#### Stored data entries:
============

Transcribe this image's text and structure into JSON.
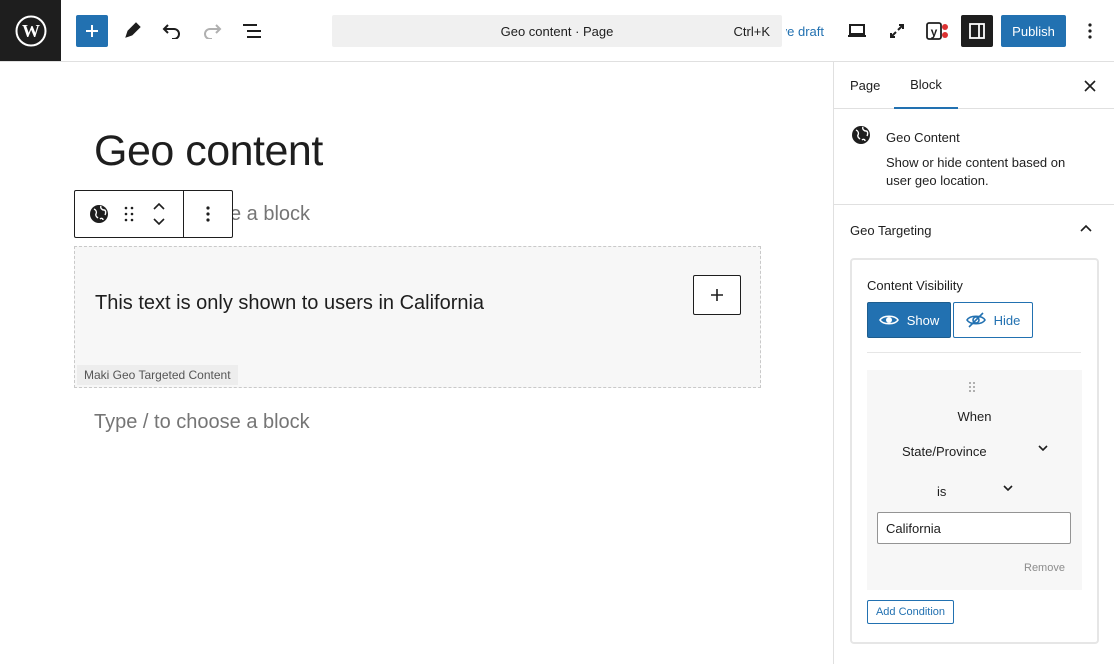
{
  "topbar": {
    "command_title": "Geo content · Page",
    "command_shortcut": "Ctrl+K",
    "save_draft": "Save draft",
    "publish": "Publish"
  },
  "canvas": {
    "page_title": "Geo content",
    "placeholder_partial": "e a block",
    "geo_text": "This text is only shown to users in California",
    "block_label": "Maki Geo Targeted Content",
    "placeholder": "Type / to choose a block"
  },
  "sidebar": {
    "tabs": [
      "Page",
      "Block"
    ],
    "active_tab": "Block",
    "block_name": "Geo Content",
    "block_description": "Show or hide content based on user geo location.",
    "panel_title": "Geo Targeting",
    "content_visibility_label": "Content Visibility",
    "show_label": "Show",
    "hide_label": "Hide",
    "selected_visibility": "Show",
    "condition": {
      "when_label": "When",
      "field": "State/Province",
      "operator": "is",
      "value": "California",
      "remove_label": "Remove"
    },
    "add_condition": "Add Condition"
  },
  "colors": {
    "accent": "#2271b1",
    "dark": "#1e1e1e"
  }
}
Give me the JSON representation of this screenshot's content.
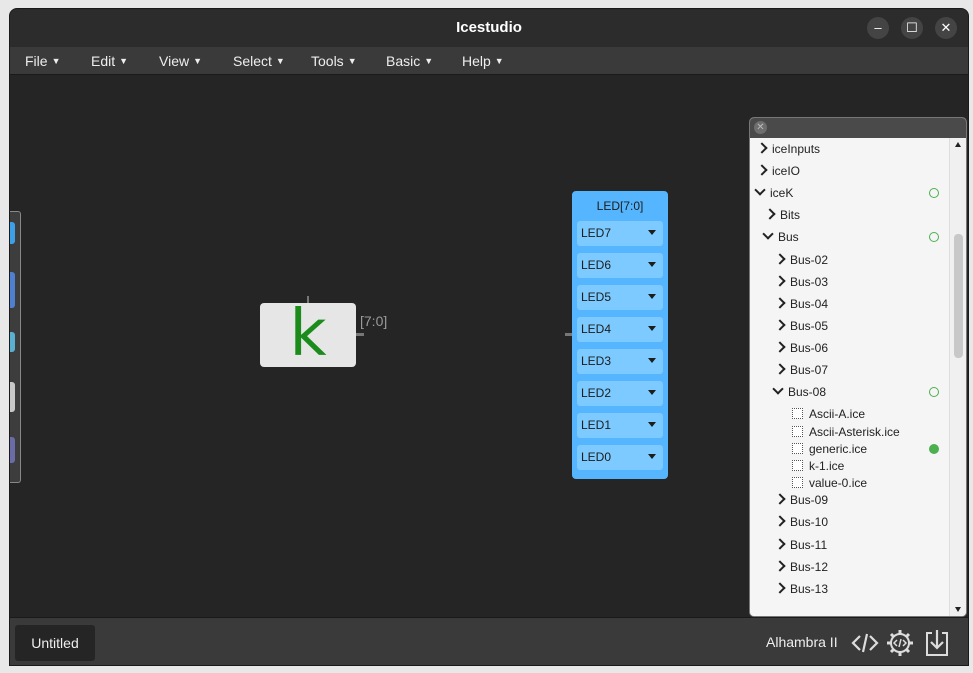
{
  "window": {
    "title": "Icestudio",
    "controls": {
      "minimize": "–",
      "maximize": "☐",
      "close": "✕"
    }
  },
  "menu": [
    "File",
    "Edit",
    "View",
    "Select",
    "Tools",
    "Basic",
    "Help"
  ],
  "canvas": {
    "k_block": {
      "letter": "k",
      "range_label": "[7:0]"
    },
    "led_block": {
      "title": "LED[7:0]",
      "pins": [
        "LED7",
        "LED6",
        "LED5",
        "LED4",
        "LED3",
        "LED2",
        "LED1",
        "LED0"
      ]
    }
  },
  "collection_panel": {
    "close_icon": "x-circle-icon",
    "items": [
      {
        "label": "iceInputs",
        "type": "folder",
        "expanded": false
      },
      {
        "label": "iceIO",
        "type": "folder",
        "expanded": false
      },
      {
        "label": "iceK",
        "type": "folder",
        "expanded": true,
        "indicator": "ring"
      },
      {
        "label": "Bits",
        "type": "folder",
        "expanded": false
      },
      {
        "label": "Bus",
        "type": "folder",
        "expanded": true,
        "indicator": "ring"
      },
      {
        "label": "Bus-02",
        "type": "folder",
        "expanded": false
      },
      {
        "label": "Bus-03",
        "type": "folder",
        "expanded": false
      },
      {
        "label": "Bus-04",
        "type": "folder",
        "expanded": false
      },
      {
        "label": "Bus-05",
        "type": "folder",
        "expanded": false
      },
      {
        "label": "Bus-06",
        "type": "folder",
        "expanded": false
      },
      {
        "label": "Bus-07",
        "type": "folder",
        "expanded": false
      },
      {
        "label": "Bus-08",
        "type": "folder",
        "expanded": true,
        "indicator": "ring"
      },
      {
        "label": "Ascii-A.ice",
        "type": "file"
      },
      {
        "label": "Ascii-Asterisk.ice",
        "type": "file"
      },
      {
        "label": "generic.ice",
        "type": "file",
        "indicator": "filled"
      },
      {
        "label": "k-1.ice",
        "type": "file"
      },
      {
        "label": "value-0.ice",
        "type": "file"
      },
      {
        "label": "Bus-09",
        "type": "folder",
        "expanded": false
      },
      {
        "label": "Bus-10",
        "type": "folder",
        "expanded": false
      },
      {
        "label": "Bus-11",
        "type": "folder",
        "expanded": false
      },
      {
        "label": "Bus-12",
        "type": "folder",
        "expanded": false
      },
      {
        "label": "Bus-13",
        "type": "folder",
        "expanded": false
      }
    ]
  },
  "footer": {
    "tab_label": "Untitled",
    "board_name": "Alhambra II",
    "icons": [
      "code-icon",
      "gear-code-icon",
      "download-icon"
    ]
  },
  "colors": {
    "accent": "#55b6ff",
    "green": "#1b8c1b",
    "indicator": "#4caf50"
  }
}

============

#### Short task:
Restate the records above in full, word for word. Keep pictures out.

#### Complete output:
Transcribe this image's text and structure into JSON.
{
  "topbar": {
    "command_title": "Geo content · Page",
    "command_shortcut": "Ctrl+K",
    "save_draft": "Save draft",
    "publish": "Publish"
  },
  "canvas": {
    "page_title": "Geo content",
    "placeholder_partial": "e a block",
    "geo_text": "This text is only shown to users in California",
    "block_label": "Maki Geo Targeted Content",
    "placeholder": "Type / to choose a block"
  },
  "sidebar": {
    "tabs": [
      "Page",
      "Block"
    ],
    "active_tab": "Block",
    "block_name": "Geo Content",
    "block_description": "Show or hide content based on user geo location.",
    "panel_title": "Geo Targeting",
    "content_visibility_label": "Content Visibility",
    "show_label": "Show",
    "hide_label": "Hide",
    "selected_visibility": "Show",
    "condition": {
      "when_label": "When",
      "field": "State/Province",
      "operator": "is",
      "value": "California",
      "remove_label": "Remove"
    },
    "add_condition": "Add Condition"
  },
  "colors": {
    "accent": "#2271b1",
    "dark": "#1e1e1e"
  }
}
Give me the JSON representation of this screenshot's content.
{
  "window": {
    "title": "Icestudio",
    "controls": {
      "minimize": "–",
      "maximize": "☐",
      "close": "✕"
    }
  },
  "menu": [
    "File",
    "Edit",
    "View",
    "Select",
    "Tools",
    "Basic",
    "Help"
  ],
  "canvas": {
    "k_block": {
      "letter": "k",
      "range_label": "[7:0]"
    },
    "led_block": {
      "title": "LED[7:0]",
      "pins": [
        "LED7",
        "LED6",
        "LED5",
        "LED4",
        "LED3",
        "LED2",
        "LED1",
        "LED0"
      ]
    }
  },
  "collection_panel": {
    "close_icon": "x-circle-icon",
    "items": [
      {
        "label": "iceInputs",
        "type": "folder",
        "expanded": false
      },
      {
        "label": "iceIO",
        "type": "folder",
        "expanded": false
      },
      {
        "label": "iceK",
        "type": "folder",
        "expanded": true,
        "indicator": "ring"
      },
      {
        "label": "Bits",
        "type": "folder",
        "expanded": false
      },
      {
        "label": "Bus",
        "type": "folder",
        "expanded": true,
        "indicator": "ring"
      },
      {
        "label": "Bus-02",
        "type": "folder",
        "expanded": false
      },
      {
        "label": "Bus-03",
        "type": "folder",
        "expanded": false
      },
      {
        "label": "Bus-04",
        "type": "folder",
        "expanded": false
      },
      {
        "label": "Bus-05",
        "type": "folder",
        "expanded": false
      },
      {
        "label": "Bus-06",
        "type": "folder",
        "expanded": false
      },
      {
        "label": "Bus-07",
        "type": "folder",
        "expanded": false
      },
      {
        "label": "Bus-08",
        "type": "folder",
        "expanded": true,
        "indicator": "ring"
      },
      {
        "label": "Ascii-A.ice",
        "type": "file"
      },
      {
        "label": "Ascii-Asterisk.ice",
        "type": "file"
      },
      {
        "label": "generic.ice",
        "type": "file",
        "indicator": "filled"
      },
      {
        "label": "k-1.ice",
        "type": "file"
      },
      {
        "label": "value-0.ice",
        "type": "file"
      },
      {
        "label": "Bus-09",
        "type": "folder",
        "expanded": false
      },
      {
        "label": "Bus-10",
        "type": "folder",
        "expanded": false
      },
      {
        "label": "Bus-11",
        "type": "folder",
        "expanded": false
      },
      {
        "label": "Bus-12",
        "type": "folder",
        "expanded": false
      },
      {
        "label": "Bus-13",
        "type": "folder",
        "expanded": false
      }
    ]
  },
  "footer": {
    "tab_label": "Untitled",
    "board_name": "Alhambra II",
    "icons": [
      "code-icon",
      "gear-code-icon",
      "download-icon"
    ]
  },
  "colors": {
    "accent": "#55b6ff",
    "green": "#1b8c1b",
    "indicator": "#4caf50"
  }
}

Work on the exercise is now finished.